--- START STORED RECORDS ---

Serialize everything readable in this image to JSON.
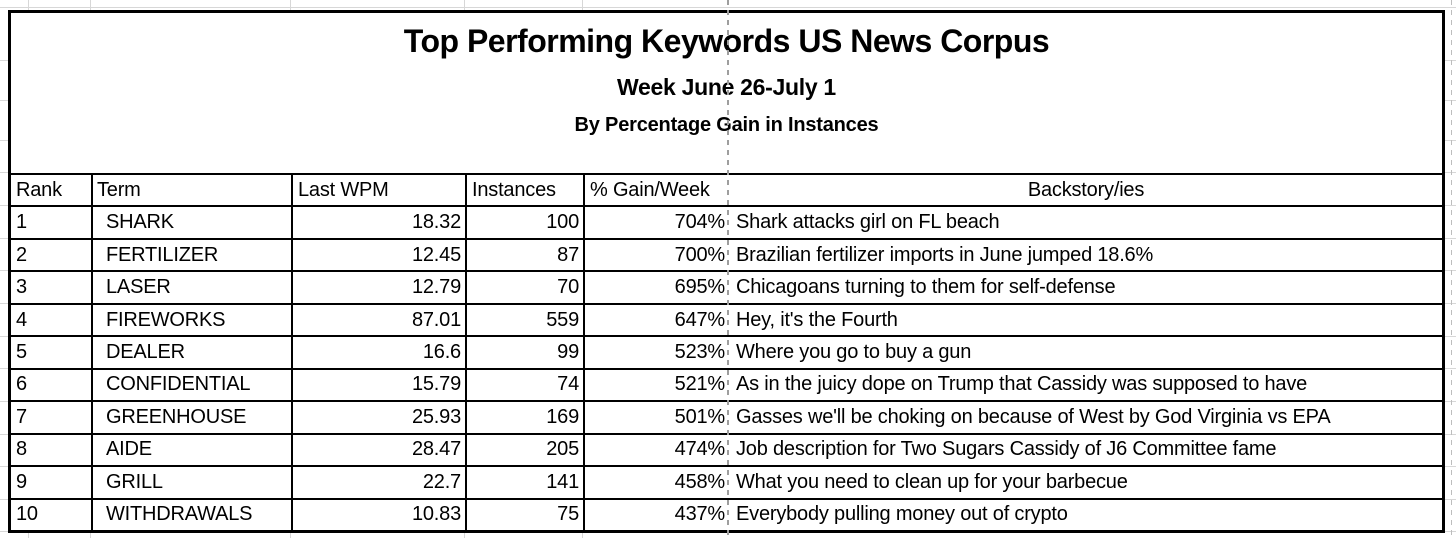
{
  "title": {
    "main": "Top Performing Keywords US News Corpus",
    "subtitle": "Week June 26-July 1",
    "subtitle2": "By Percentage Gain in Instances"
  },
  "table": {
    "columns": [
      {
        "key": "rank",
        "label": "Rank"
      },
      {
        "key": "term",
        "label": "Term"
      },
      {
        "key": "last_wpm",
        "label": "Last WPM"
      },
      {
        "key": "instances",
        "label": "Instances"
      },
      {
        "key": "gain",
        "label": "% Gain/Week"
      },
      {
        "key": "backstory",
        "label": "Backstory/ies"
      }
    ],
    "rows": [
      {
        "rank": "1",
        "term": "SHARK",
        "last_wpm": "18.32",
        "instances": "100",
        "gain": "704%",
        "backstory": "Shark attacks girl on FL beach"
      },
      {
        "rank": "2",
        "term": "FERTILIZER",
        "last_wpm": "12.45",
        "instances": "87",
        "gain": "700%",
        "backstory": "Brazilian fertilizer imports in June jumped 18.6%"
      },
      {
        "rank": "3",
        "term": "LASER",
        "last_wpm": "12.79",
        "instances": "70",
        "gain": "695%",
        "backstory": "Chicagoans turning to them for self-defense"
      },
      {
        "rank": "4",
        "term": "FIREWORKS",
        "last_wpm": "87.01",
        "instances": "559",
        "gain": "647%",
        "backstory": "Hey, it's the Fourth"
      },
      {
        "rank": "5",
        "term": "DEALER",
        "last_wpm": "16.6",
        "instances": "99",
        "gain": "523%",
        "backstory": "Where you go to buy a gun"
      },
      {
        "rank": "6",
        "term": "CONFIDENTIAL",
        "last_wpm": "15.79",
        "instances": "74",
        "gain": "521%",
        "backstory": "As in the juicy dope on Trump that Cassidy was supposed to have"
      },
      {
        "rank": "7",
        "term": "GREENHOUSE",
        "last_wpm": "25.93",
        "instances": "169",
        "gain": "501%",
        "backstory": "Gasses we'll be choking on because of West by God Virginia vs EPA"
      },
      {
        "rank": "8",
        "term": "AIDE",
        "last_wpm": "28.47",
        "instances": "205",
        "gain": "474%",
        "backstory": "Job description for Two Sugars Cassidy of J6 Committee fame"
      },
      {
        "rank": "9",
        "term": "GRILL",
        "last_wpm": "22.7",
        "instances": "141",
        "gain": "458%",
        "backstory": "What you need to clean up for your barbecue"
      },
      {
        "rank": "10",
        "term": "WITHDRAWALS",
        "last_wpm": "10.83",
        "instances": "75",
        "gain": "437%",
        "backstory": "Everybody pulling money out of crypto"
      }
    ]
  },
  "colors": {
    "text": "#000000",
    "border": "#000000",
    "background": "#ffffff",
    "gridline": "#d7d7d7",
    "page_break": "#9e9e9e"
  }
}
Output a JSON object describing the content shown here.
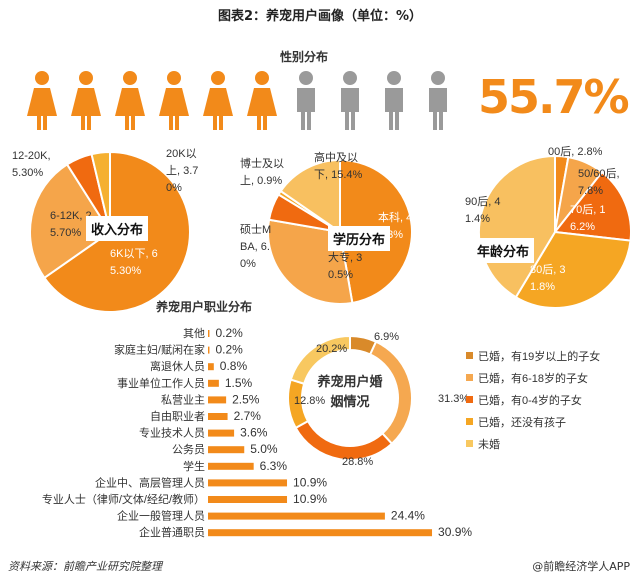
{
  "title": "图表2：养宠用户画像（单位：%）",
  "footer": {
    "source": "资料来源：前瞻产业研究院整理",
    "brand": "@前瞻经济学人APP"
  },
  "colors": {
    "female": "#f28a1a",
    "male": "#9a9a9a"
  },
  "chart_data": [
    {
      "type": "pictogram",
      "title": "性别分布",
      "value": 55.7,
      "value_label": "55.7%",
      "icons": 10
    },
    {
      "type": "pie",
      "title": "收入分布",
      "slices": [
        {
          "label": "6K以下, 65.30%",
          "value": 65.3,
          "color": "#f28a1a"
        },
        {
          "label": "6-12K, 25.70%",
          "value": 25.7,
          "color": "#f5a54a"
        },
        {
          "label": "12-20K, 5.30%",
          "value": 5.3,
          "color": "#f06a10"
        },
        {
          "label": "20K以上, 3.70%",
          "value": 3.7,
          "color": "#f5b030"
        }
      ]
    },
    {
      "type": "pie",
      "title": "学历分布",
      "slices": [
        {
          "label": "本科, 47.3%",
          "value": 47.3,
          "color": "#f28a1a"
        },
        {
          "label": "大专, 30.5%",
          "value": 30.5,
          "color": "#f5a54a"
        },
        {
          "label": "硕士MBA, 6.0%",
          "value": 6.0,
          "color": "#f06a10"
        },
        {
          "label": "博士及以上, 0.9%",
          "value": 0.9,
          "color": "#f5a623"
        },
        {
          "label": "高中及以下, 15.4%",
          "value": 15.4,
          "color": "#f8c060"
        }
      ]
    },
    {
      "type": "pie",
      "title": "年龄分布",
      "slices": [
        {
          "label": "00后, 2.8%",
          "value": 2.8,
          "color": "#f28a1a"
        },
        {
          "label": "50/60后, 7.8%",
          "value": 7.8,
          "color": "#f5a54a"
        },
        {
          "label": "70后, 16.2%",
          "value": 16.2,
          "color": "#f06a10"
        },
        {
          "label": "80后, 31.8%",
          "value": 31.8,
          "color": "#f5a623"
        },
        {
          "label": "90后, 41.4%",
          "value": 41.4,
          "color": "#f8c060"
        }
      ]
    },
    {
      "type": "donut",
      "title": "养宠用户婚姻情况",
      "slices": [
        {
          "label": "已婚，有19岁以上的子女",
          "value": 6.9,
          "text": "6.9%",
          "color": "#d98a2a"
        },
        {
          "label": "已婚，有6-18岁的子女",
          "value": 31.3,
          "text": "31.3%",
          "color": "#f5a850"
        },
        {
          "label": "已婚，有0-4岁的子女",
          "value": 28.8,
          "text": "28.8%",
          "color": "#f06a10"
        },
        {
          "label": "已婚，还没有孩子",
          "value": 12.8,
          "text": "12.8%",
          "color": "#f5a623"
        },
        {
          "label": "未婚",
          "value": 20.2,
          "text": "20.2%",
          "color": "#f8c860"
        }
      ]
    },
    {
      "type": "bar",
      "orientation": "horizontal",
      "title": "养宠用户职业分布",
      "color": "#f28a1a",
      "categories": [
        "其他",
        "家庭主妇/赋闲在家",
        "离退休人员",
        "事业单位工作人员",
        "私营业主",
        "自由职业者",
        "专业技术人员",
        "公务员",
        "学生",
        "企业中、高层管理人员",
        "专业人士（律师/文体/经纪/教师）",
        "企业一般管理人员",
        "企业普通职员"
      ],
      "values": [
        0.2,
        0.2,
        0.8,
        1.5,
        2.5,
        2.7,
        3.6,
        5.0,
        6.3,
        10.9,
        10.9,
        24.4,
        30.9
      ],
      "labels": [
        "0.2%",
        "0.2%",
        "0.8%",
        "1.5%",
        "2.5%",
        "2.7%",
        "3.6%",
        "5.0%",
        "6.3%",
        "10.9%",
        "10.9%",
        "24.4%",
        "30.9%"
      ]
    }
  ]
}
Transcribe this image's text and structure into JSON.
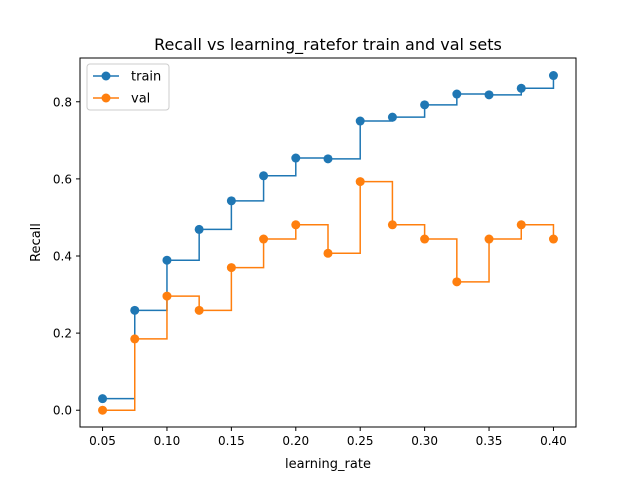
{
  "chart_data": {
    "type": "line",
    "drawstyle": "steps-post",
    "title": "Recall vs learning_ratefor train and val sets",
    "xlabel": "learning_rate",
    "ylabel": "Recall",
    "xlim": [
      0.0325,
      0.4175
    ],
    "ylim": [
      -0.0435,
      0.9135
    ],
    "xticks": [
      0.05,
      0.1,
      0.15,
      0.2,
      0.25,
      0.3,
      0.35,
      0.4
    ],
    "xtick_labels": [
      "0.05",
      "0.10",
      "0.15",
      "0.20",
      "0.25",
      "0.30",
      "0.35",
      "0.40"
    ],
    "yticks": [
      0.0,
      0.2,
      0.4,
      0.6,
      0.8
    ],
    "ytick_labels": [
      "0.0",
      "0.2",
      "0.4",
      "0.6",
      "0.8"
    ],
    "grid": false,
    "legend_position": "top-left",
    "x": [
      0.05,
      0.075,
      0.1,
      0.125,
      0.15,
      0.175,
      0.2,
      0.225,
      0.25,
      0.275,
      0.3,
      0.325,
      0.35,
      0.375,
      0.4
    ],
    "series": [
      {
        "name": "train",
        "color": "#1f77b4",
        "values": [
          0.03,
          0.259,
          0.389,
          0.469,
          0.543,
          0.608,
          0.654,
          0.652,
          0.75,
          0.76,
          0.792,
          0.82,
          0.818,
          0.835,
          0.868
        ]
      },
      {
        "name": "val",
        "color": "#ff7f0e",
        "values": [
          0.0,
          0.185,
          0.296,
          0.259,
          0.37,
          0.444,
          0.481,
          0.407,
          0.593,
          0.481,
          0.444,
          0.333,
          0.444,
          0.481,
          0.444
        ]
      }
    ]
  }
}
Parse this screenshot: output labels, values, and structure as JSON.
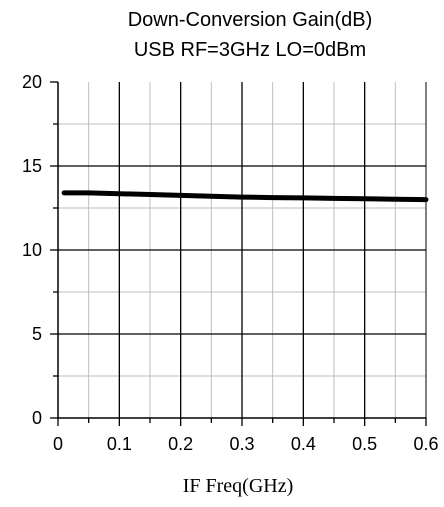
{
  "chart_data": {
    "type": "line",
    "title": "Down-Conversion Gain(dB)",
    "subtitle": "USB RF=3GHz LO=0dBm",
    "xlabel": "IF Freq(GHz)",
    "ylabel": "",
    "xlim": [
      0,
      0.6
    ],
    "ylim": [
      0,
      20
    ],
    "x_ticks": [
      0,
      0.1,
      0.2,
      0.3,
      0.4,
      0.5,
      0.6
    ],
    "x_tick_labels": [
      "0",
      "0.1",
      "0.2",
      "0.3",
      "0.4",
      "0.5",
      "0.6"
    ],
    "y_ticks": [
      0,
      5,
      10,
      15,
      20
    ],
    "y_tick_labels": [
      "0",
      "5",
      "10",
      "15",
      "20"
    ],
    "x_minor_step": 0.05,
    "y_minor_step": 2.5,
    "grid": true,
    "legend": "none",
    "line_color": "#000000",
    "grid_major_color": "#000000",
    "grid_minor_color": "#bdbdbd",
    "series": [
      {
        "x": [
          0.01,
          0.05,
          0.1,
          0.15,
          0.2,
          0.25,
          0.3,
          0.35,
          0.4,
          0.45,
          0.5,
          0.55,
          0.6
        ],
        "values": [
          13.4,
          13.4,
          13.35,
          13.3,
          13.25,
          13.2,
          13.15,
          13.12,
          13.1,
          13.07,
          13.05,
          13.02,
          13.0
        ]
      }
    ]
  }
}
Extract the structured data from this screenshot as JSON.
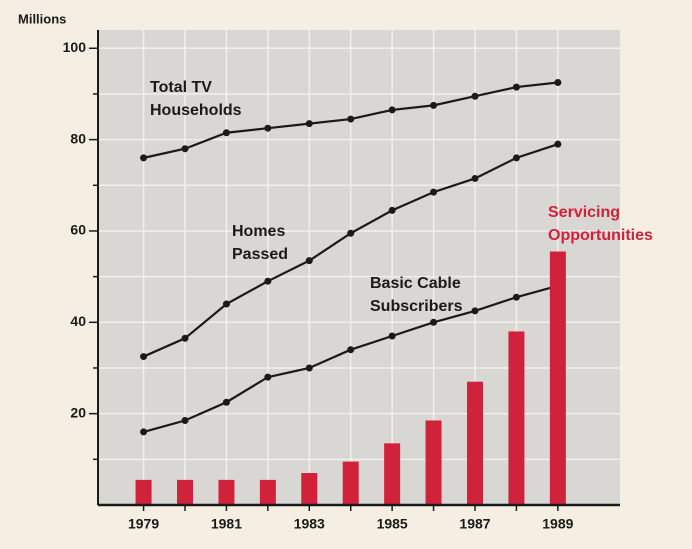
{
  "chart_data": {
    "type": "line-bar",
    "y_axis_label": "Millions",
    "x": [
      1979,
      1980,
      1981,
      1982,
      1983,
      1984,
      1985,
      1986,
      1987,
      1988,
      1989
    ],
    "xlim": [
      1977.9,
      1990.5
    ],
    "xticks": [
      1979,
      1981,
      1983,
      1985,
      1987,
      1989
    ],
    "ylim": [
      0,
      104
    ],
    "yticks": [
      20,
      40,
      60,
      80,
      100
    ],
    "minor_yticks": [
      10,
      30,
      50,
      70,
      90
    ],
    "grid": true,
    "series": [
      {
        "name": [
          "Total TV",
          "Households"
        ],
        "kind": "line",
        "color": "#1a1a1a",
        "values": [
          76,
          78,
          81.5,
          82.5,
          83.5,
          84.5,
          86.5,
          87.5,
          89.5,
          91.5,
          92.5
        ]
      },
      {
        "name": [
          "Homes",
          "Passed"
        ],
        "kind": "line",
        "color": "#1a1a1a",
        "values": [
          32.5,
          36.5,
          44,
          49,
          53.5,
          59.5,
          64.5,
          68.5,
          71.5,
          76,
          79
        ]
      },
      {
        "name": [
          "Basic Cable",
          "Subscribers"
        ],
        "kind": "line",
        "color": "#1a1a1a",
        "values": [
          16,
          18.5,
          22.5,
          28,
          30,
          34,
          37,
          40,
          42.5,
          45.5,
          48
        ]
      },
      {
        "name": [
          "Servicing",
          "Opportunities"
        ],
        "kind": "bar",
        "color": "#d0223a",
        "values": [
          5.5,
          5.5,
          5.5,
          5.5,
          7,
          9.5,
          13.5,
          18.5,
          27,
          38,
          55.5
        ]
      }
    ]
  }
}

--- END STORED RECORDS ---

From the entries above, copy each line holding "train".

EXPECTED ANSWER:
    "title": "Recall vs learning_ratefor train and val sets",
        "name": "train",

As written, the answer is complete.